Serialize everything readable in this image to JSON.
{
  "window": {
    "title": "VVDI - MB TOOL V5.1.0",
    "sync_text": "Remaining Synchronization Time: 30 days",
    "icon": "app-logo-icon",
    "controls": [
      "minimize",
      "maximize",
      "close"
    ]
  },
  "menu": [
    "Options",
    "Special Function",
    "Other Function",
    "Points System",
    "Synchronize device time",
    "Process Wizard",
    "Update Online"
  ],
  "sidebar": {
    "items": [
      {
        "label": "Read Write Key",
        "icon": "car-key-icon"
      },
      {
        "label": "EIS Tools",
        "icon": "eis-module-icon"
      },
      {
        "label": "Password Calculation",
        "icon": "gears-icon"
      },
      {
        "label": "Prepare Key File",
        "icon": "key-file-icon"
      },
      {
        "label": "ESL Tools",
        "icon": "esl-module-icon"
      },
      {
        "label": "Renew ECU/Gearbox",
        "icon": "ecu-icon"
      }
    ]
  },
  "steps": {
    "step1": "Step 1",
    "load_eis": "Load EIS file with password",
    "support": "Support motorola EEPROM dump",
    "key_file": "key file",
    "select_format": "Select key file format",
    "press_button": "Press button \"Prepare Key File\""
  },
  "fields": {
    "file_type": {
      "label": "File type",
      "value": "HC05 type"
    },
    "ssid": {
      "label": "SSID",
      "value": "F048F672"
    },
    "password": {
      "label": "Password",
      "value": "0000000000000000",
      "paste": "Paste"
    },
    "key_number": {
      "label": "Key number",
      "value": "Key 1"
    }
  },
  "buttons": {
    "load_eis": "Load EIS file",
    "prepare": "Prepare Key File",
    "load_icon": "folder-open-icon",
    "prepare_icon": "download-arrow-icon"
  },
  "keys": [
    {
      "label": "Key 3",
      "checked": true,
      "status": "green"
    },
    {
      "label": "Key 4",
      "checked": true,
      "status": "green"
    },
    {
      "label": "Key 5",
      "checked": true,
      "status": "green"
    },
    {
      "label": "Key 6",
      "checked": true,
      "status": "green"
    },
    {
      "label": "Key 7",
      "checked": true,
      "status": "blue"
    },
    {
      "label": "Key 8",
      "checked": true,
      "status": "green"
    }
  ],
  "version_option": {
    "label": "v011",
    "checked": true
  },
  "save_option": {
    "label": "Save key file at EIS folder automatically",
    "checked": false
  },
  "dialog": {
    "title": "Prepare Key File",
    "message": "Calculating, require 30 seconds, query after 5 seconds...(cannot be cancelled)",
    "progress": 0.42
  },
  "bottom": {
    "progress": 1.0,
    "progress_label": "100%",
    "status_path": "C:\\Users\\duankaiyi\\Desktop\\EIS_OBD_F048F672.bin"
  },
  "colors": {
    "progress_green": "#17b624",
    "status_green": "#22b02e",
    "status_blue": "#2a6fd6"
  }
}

□ □ □ □ □ □ □

Task brief – Scan the material above for the string "title" and report each line where you find it.

Exercise output –
    "title": "VVDI - MB TOOL V5.1.0",
    "title": "Prepare Key File",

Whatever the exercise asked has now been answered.